» DATASET RECORDS:
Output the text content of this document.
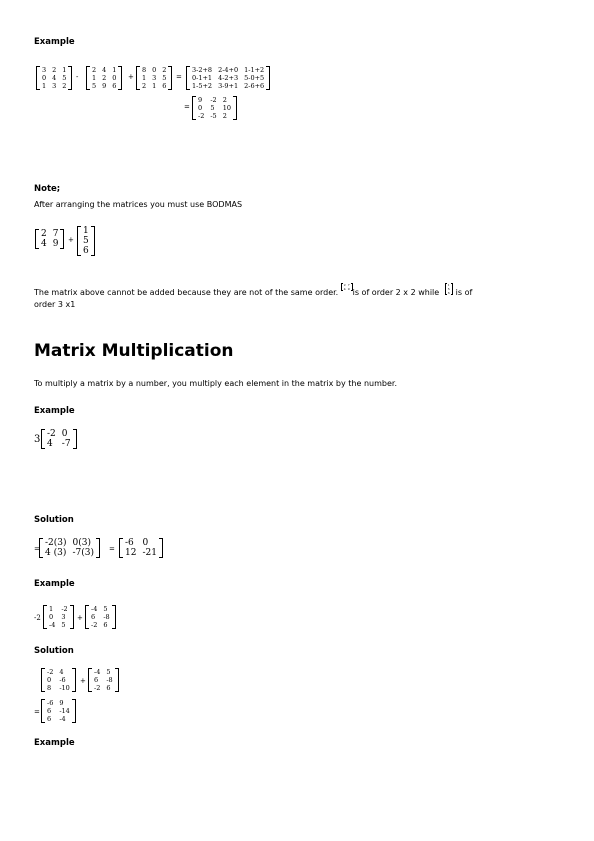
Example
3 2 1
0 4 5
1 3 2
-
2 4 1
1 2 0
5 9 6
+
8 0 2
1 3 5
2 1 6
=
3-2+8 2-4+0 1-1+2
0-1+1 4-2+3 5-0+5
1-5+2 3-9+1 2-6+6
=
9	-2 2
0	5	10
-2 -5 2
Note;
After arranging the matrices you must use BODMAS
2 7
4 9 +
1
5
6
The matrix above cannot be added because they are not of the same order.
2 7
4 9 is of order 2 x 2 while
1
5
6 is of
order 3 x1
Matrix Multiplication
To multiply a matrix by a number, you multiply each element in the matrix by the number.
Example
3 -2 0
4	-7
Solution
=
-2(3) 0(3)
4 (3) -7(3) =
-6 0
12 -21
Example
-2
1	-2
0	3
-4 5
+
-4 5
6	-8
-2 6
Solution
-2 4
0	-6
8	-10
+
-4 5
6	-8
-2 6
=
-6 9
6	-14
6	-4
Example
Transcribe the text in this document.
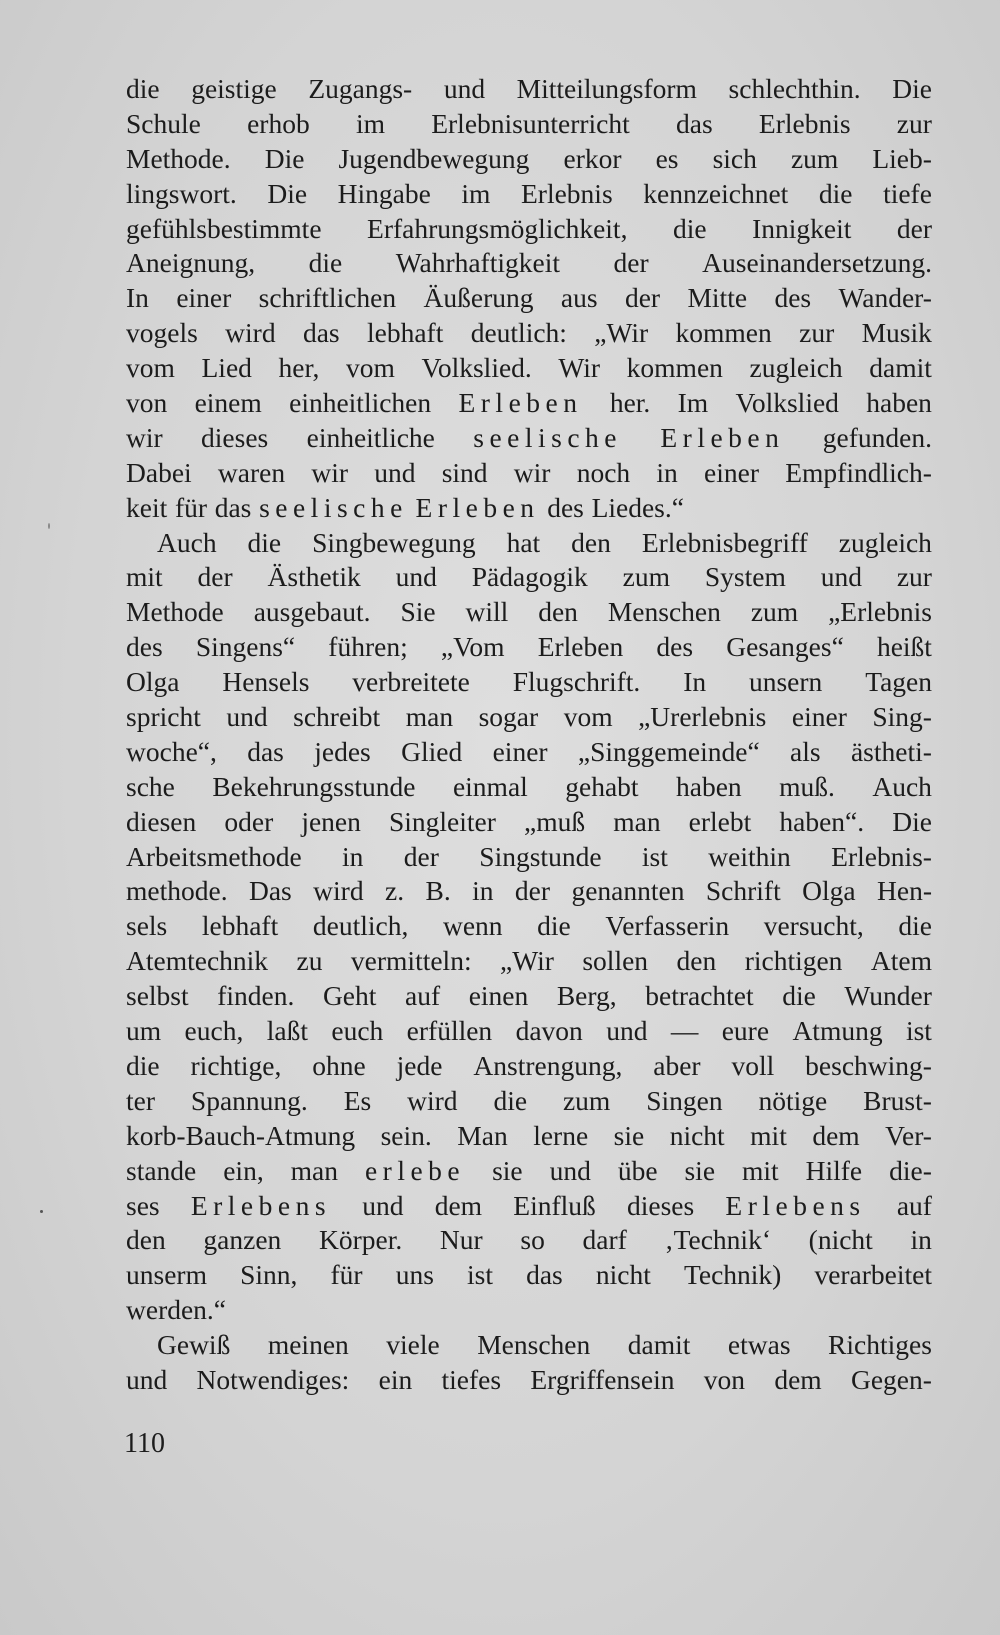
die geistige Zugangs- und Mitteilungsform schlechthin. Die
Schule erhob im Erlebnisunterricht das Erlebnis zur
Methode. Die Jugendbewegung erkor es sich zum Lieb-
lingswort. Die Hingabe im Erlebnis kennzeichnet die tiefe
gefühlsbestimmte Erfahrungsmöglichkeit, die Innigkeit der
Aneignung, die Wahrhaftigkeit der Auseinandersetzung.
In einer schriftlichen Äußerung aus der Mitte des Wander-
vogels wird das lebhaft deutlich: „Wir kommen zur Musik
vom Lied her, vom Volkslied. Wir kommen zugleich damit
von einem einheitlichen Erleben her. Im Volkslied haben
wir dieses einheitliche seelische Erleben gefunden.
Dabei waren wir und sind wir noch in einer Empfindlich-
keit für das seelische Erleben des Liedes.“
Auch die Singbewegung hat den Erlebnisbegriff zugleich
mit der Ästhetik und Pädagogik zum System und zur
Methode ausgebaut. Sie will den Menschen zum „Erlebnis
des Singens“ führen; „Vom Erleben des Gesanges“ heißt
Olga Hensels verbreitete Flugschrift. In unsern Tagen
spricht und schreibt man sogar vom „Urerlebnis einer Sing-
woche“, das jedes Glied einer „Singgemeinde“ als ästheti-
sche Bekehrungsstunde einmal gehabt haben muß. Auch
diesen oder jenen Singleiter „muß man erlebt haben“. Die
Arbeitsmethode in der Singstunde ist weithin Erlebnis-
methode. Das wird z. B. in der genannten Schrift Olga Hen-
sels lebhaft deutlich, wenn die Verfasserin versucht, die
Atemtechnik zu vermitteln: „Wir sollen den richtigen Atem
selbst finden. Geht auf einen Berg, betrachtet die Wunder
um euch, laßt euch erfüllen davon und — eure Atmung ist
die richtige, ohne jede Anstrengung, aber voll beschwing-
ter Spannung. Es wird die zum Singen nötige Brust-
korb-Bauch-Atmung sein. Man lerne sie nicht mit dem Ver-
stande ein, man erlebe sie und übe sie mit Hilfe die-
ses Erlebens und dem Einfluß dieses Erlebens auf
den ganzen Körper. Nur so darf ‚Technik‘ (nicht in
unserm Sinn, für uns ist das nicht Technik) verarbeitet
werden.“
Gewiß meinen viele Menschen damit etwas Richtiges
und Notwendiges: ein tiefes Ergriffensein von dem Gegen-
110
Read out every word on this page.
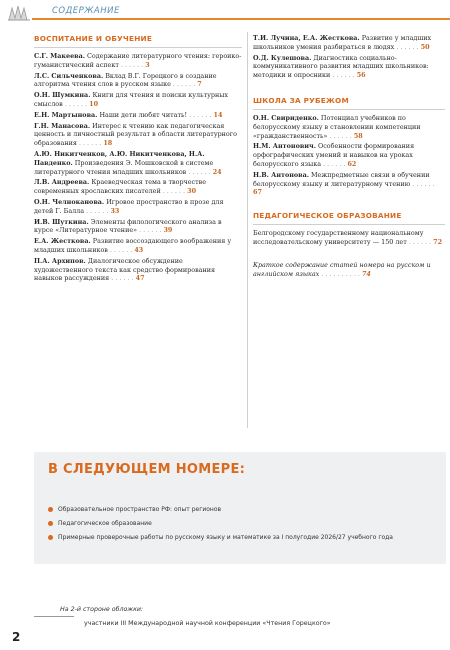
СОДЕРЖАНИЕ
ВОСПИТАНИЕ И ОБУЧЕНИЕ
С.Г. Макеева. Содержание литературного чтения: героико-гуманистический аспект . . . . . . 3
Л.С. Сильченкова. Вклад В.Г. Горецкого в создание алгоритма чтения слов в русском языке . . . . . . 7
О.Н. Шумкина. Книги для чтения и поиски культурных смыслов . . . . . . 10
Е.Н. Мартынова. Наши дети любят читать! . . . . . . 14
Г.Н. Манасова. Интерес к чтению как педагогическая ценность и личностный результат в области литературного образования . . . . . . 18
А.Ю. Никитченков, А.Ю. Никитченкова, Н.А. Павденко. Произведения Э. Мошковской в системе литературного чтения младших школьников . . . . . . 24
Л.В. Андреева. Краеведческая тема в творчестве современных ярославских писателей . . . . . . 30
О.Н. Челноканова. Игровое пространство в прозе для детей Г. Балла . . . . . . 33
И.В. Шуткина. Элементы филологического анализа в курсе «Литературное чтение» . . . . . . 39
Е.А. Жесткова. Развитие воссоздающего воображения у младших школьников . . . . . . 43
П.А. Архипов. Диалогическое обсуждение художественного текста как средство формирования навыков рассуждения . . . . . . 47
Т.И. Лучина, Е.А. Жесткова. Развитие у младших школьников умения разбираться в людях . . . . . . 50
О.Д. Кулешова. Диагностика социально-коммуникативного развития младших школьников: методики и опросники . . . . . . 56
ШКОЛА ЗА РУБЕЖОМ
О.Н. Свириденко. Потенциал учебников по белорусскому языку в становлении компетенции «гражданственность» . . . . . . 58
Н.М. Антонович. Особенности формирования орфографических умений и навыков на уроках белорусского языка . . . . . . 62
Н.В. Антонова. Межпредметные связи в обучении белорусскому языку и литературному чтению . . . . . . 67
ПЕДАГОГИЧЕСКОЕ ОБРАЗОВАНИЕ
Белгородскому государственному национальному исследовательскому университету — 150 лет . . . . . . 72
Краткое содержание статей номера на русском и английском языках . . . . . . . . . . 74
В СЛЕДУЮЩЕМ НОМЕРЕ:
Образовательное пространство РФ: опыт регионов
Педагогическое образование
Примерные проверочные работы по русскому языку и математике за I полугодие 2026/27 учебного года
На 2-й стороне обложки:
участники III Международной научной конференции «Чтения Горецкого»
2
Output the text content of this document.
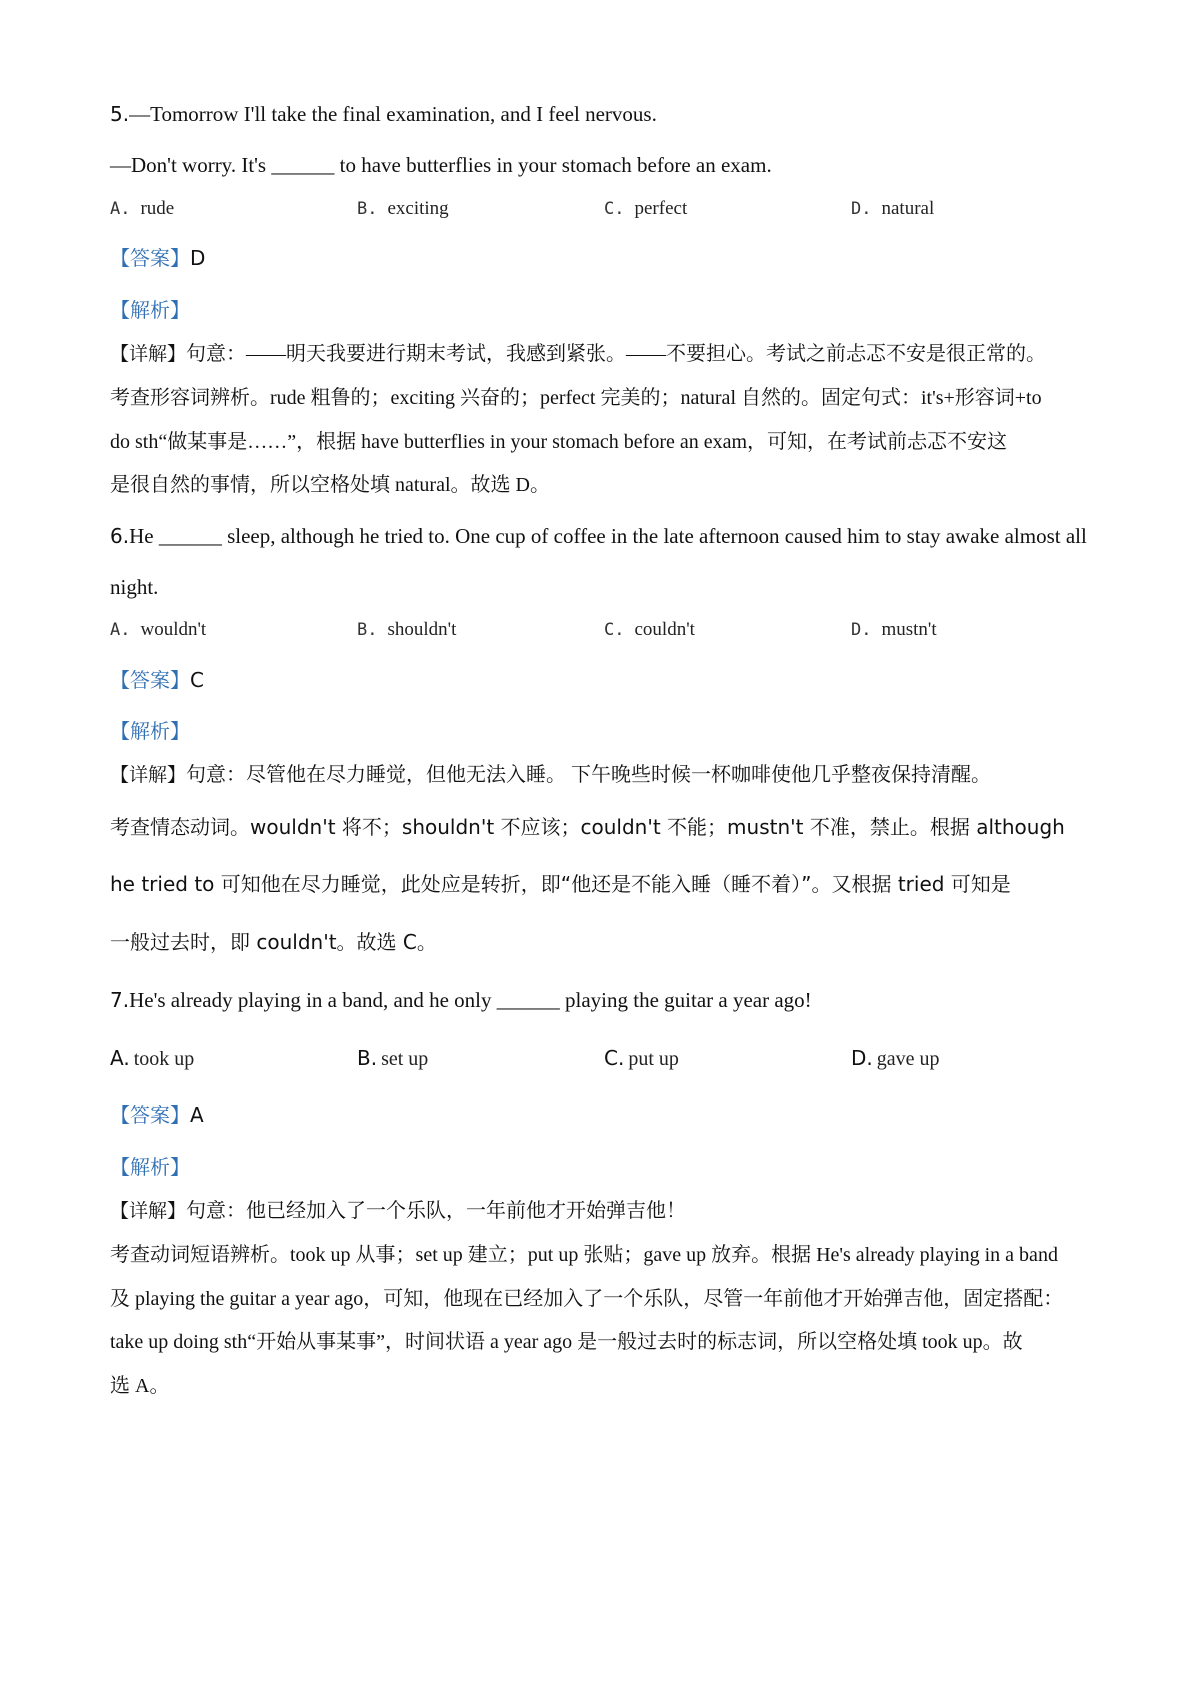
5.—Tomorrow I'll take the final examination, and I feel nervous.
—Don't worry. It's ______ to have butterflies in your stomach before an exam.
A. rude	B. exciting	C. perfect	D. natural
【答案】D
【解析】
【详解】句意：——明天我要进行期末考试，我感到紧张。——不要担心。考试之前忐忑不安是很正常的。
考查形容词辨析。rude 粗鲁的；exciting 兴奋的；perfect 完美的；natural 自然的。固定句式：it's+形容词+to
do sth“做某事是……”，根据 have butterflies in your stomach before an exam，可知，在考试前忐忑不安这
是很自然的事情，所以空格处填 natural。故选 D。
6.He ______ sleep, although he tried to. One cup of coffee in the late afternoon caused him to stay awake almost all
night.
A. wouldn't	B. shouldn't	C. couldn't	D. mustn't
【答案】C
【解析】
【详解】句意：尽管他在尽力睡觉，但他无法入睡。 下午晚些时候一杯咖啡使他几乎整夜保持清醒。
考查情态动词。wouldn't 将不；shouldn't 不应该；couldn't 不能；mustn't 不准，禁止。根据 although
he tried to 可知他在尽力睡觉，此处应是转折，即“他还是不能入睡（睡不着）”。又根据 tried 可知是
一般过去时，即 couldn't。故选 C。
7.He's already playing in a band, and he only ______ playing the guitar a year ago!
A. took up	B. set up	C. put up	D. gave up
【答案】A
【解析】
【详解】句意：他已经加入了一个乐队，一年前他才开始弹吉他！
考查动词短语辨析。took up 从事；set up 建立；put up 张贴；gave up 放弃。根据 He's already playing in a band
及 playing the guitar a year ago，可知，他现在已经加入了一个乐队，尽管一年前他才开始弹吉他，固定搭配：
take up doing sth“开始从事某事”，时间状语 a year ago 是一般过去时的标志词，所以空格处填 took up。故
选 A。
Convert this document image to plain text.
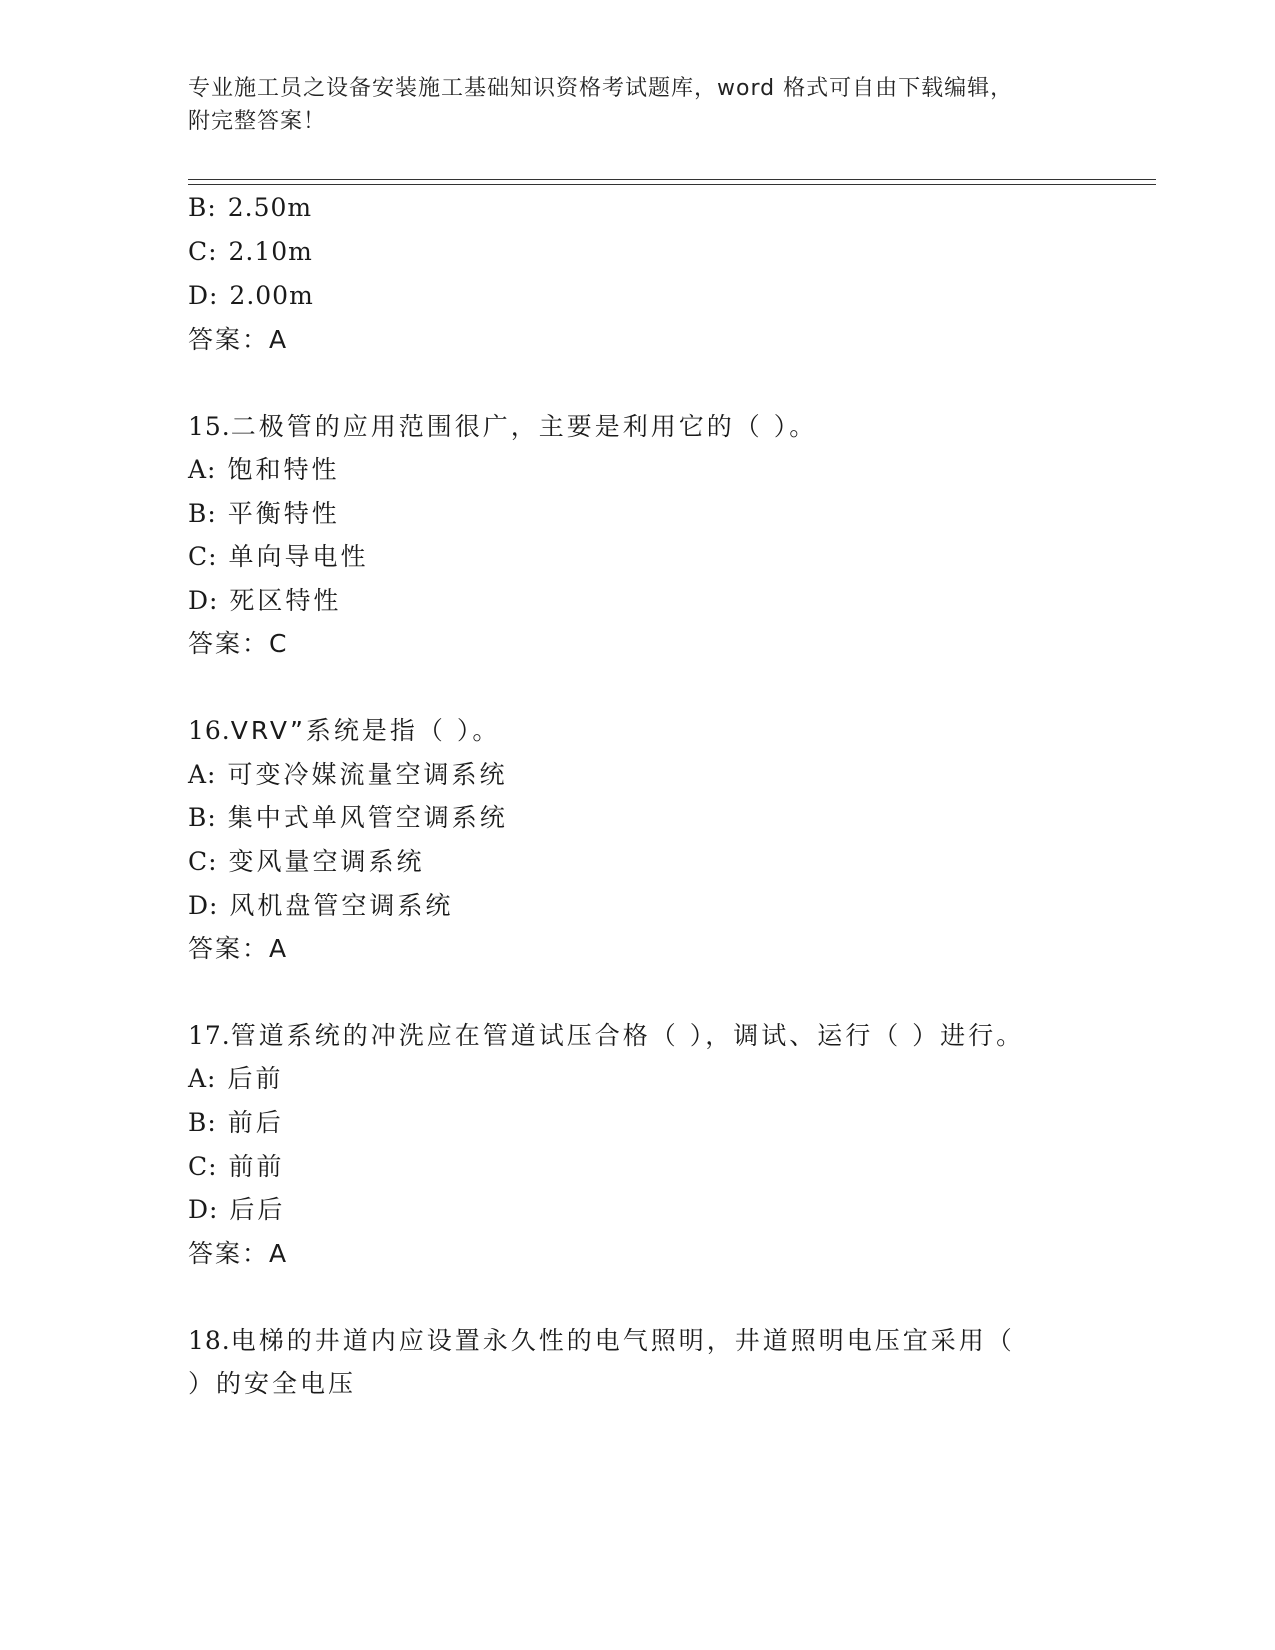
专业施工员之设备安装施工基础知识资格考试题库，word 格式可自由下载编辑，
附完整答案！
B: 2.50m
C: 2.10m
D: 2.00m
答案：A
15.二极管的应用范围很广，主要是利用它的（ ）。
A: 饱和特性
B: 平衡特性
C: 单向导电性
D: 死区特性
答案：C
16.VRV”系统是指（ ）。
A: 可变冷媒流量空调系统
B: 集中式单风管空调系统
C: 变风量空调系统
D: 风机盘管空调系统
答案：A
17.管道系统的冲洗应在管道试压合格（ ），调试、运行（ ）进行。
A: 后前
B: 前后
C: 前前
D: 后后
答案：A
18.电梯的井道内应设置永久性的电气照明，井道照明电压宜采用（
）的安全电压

» STATED EXERCISE:
Reproduce exactly the lines from the one with "Convert this document image to plain text." to the bottom of the listing, both ends included, and nothing else. Skip the pictures.

» OUTPUT FOR THIS EXERCISE:
Convert this document image to plain text.
专业施工员之设备安装施工基础知识资格考试题库，word 格式可自由下载编辑，
附完整答案！
B: 2.50m
C: 2.10m
D: 2.00m
答案：A
15.二极管的应用范围很广，主要是利用它的（ ）。
A: 饱和特性
B: 平衡特性
C: 单向导电性
D: 死区特性
答案：C
16.VRV”系统是指（ ）。
A: 可变冷媒流量空调系统
B: 集中式单风管空调系统
C: 变风量空调系统
D: 风机盘管空调系统
答案：A
17.管道系统的冲洗应在管道试压合格（ ），调试、运行（ ）进行。
A: 后前
B: 前后
C: 前前
D: 后后
答案：A
18.电梯的井道内应设置永久性的电气照明，井道照明电压宜采用（
）的安全电压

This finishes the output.